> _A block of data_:
★ ★ ★ ★ ★
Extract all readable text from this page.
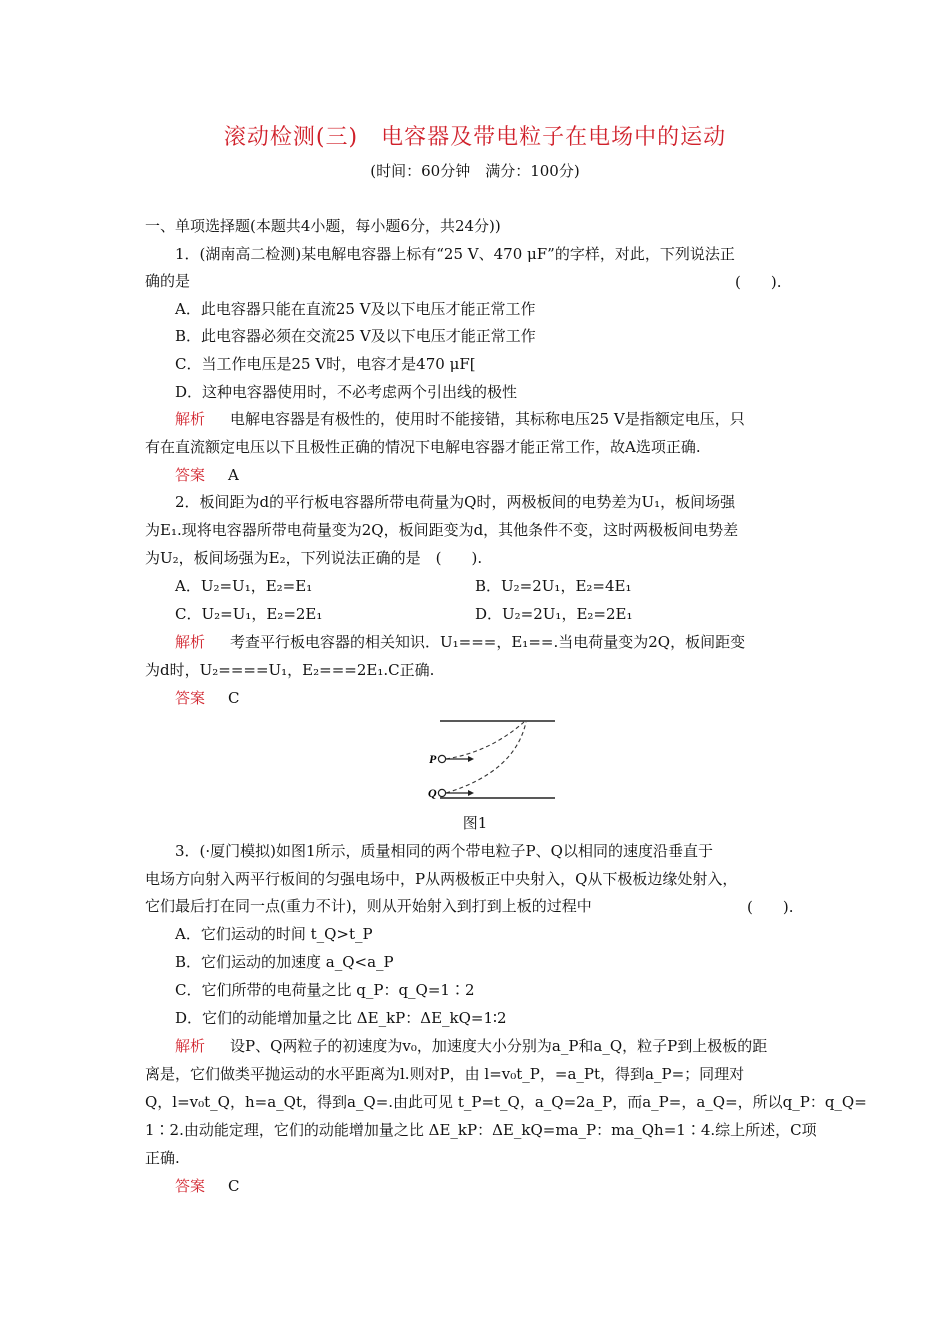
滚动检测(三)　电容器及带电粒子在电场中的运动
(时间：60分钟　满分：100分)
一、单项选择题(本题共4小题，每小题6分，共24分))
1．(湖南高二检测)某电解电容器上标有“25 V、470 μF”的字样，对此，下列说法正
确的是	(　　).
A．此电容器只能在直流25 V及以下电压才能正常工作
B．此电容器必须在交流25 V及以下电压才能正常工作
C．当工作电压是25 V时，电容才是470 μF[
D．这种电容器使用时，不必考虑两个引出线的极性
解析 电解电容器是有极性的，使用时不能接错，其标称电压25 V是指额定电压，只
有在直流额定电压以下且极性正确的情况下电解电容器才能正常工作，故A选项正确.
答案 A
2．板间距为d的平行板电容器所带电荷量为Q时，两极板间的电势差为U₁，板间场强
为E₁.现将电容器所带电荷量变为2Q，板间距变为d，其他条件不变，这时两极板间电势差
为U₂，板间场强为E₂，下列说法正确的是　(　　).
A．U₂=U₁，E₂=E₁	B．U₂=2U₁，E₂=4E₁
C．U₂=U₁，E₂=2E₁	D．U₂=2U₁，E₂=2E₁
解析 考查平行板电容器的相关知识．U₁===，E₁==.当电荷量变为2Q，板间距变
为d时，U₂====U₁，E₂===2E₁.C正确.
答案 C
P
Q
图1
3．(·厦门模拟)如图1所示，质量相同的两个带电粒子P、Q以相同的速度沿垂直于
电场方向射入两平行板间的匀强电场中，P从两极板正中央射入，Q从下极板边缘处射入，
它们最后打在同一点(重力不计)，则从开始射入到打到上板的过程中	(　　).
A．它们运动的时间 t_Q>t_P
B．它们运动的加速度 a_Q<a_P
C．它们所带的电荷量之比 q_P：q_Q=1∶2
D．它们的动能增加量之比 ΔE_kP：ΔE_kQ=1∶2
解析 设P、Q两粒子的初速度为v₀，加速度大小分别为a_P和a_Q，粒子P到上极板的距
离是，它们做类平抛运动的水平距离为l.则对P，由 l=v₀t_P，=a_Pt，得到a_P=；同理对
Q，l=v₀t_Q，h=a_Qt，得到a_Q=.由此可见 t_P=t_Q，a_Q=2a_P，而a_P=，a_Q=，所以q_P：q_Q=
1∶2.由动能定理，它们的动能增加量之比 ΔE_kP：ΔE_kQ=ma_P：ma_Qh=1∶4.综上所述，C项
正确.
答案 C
★ ★ ★ ★ ★
> _Exercise requirements_:
Each record above is to be restated exactly, with its pictures removed from the copy.

> _Completed task_:
Extract all readable text from this page.
滚动检测(三)　电容器及带电粒子在电场中的运动
(时间：60分钟　满分：100分)
一、单项选择题(本题共4小题，每小题6分，共24分))
1．(湖南高二检测)某电解电容器上标有“25 V、470 μF”的字样，对此，下列说法正
确的是	(　　).
A．此电容器只能在直流25 V及以下电压才能正常工作
B．此电容器必须在交流25 V及以下电压才能正常工作
C．当工作电压是25 V时，电容才是470 μF[
D．这种电容器使用时，不必考虑两个引出线的极性
解析 电解电容器是有极性的，使用时不能接错，其标称电压25 V是指额定电压，只
有在直流额定电压以下且极性正确的情况下电解电容器才能正常工作，故A选项正确.
答案 A
2．板间距为d的平行板电容器所带电荷量为Q时，两极板间的电势差为U₁，板间场强
为E₁.现将电容器所带电荷量变为2Q，板间距变为d，其他条件不变，这时两极板间电势差
为U₂，板间场强为E₂，下列说法正确的是　(　　).
A．U₂=U₁，E₂=E₁	B．U₂=2U₁，E₂=4E₁
C．U₂=U₁，E₂=2E₁	D．U₂=2U₁，E₂=2E₁
解析 考查平行板电容器的相关知识．U₁===，E₁==.当电荷量变为2Q，板间距变
为d时，U₂====U₁，E₂===2E₁.C正确.
答案 C
P
Q
图1
3．(·厦门模拟)如图1所示，质量相同的两个带电粒子P、Q以相同的速度沿垂直于
电场方向射入两平行板间的匀强电场中，P从两极板正中央射入，Q从下极板边缘处射入，
它们最后打在同一点(重力不计)，则从开始射入到打到上板的过程中	(　　).
A．它们运动的时间 t_Q>t_P
B．它们运动的加速度 a_Q<a_P
C．它们所带的电荷量之比 q_P：q_Q=1∶2
D．它们的动能增加量之比 ΔE_kP：ΔE_kQ=1∶2
解析 设P、Q两粒子的初速度为v₀，加速度大小分别为a_P和a_Q，粒子P到上极板的距
离是，它们做类平抛运动的水平距离为l.则对P，由 l=v₀t_P，=a_Pt，得到a_P=；同理对
Q，l=v₀t_Q，h=a_Qt，得到a_Q=.由此可见 t_P=t_Q，a_Q=2a_P，而a_P=，a_Q=，所以q_P：q_Q=
1∶2.由动能定理，它们的动能增加量之比 ΔE_kP：ΔE_kQ=ma_P：ma_Qh=1∶4.综上所述，C项
正确.
答案 C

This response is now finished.